• _Provided text_
—————
On 07/15/2015 09:02 AM, Michal Privoznik wrote:
https://bugzilla.redhat.com/show_bug.cgi?id=1124841
When the daemon is running under unprivileged user, that is under qemu:///session, there are plenty of operations we can't do. What we can do is to go with best effort. One of such cases is relabeling domain resources (be it disks, sockets, regular files, etc.) during domain startup process. While we may successfully set DAC labels, we can be fairly certain that any attempt to change SELinux labels will fail. Therefore we should tolerate relabelling errors and just let qemu to try access the resources. If it fails, our error reporting system is strong enough to articulate the exact error to the user anyway.
Signed-off-by: Michal Privoznik <mprivozn@redhat.com> --- src/qemu/qemu_process.c | 9 +++++++-- 1 file changed, 7 insertions(+), 2 deletions(-)
—————
• _Available data_
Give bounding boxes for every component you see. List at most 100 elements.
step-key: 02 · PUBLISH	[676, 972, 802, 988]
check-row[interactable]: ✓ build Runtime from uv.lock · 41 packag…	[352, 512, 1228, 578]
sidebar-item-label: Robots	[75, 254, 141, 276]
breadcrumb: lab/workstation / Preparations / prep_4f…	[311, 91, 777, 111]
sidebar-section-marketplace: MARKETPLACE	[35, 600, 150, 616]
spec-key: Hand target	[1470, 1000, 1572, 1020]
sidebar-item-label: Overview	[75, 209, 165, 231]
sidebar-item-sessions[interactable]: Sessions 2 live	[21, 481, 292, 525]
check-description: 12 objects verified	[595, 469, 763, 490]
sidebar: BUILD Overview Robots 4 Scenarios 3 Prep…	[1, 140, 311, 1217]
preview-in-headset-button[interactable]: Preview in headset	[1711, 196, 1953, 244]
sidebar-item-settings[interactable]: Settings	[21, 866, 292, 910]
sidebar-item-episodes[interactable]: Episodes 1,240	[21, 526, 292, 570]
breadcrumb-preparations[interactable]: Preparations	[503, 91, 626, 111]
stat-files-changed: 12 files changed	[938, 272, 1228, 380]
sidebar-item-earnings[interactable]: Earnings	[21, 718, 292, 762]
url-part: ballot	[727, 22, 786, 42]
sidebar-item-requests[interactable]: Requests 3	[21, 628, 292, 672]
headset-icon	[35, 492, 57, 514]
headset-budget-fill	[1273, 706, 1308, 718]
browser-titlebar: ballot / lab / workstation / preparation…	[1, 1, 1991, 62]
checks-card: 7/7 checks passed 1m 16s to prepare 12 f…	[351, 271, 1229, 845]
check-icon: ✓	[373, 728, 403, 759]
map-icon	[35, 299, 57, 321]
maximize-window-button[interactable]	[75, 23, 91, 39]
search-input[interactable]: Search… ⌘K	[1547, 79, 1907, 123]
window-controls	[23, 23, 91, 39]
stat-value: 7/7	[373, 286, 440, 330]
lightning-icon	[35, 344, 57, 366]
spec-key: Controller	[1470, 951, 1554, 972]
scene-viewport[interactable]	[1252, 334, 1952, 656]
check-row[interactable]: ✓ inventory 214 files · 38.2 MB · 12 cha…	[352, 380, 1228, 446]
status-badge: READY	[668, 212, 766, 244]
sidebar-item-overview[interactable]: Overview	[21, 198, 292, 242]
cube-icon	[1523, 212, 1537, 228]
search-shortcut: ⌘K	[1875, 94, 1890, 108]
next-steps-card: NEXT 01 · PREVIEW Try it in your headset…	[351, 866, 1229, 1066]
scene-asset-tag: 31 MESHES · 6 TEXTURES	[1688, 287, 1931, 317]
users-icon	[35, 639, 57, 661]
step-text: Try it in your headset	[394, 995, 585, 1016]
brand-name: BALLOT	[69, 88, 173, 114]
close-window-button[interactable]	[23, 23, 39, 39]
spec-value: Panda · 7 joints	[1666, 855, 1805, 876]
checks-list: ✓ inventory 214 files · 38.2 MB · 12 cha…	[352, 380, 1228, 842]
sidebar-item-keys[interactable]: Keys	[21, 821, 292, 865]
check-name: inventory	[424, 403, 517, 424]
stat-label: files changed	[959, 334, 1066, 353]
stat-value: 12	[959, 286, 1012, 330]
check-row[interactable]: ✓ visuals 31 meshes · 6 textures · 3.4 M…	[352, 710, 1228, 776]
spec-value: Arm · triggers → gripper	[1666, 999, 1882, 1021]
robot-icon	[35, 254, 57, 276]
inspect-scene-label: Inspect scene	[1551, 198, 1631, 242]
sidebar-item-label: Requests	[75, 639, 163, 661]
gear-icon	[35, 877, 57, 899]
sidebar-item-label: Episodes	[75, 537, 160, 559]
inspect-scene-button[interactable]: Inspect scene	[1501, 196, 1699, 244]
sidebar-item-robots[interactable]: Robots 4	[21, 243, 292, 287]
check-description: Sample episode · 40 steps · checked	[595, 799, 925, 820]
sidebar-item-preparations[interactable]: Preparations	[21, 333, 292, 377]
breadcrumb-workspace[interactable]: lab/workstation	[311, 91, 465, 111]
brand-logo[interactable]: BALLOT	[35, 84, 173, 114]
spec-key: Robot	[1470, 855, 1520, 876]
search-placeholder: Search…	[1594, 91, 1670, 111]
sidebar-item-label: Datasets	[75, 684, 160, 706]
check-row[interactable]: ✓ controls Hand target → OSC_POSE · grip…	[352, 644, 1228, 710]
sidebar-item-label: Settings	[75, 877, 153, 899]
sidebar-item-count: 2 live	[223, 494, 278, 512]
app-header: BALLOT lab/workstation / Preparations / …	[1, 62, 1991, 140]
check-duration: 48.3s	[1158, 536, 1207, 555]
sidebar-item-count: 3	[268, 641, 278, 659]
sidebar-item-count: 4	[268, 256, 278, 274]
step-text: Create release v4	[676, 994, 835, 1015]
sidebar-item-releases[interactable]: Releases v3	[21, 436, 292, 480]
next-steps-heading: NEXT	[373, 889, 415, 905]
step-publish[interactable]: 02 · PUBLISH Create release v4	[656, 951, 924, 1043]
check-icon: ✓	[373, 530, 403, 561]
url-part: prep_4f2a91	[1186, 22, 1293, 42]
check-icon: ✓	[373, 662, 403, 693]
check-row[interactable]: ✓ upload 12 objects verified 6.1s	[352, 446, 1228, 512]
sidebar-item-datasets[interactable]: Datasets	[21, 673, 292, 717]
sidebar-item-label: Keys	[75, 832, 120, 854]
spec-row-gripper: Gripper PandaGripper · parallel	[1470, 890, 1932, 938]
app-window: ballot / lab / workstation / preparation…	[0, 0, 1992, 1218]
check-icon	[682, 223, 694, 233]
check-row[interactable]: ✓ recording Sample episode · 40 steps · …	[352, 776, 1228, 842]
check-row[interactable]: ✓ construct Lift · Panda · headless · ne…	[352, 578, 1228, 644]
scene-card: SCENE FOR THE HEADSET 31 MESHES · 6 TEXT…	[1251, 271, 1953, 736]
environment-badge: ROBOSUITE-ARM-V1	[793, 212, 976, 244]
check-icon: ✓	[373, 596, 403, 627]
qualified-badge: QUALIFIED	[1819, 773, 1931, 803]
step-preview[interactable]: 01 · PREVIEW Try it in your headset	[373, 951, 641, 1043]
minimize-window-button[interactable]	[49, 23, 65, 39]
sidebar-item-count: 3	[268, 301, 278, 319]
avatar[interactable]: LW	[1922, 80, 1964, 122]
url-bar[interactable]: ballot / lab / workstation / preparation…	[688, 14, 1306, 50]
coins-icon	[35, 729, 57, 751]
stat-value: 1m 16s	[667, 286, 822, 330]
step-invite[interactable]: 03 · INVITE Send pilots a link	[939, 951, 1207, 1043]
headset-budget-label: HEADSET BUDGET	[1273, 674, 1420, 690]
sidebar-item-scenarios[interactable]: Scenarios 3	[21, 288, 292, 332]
—————
• _What the task requires_
Please return the part of the patch message above that opens with the words containing "On 07/15/2015 09:02" and closes with "insertions(+), 2 deletions(-)", copied word for word.

• _Response_
On 07/15/2015 09:02 AM, Michal Privoznik wrote:
https://bugzilla.redhat.com/show_bug.cgi?id=1124841
When the daemon is running under unprivileged user, that is under qemu:///session, there are plenty of operations we can't do. What we can do is to go with best effort. One of such cases is relabeling domain resources (be it disks, sockets, regular files, etc.) during domain startup process. While we may successfully set DAC labels, we can be fairly certain that any attempt to change SELinux labels will fail. Therefore we should tolerate relabelling errors and just let qemu to try access the resources. If it fails, our error reporting system is strong enough to articulate the exact error to the user anyway.
Signed-off-by: Michal Privoznik <mprivozn@redhat.com> --- src/qemu/qemu_process.c | 9 +++++++-- 1 file changed, 7 insertions(+), 2 deletions(-)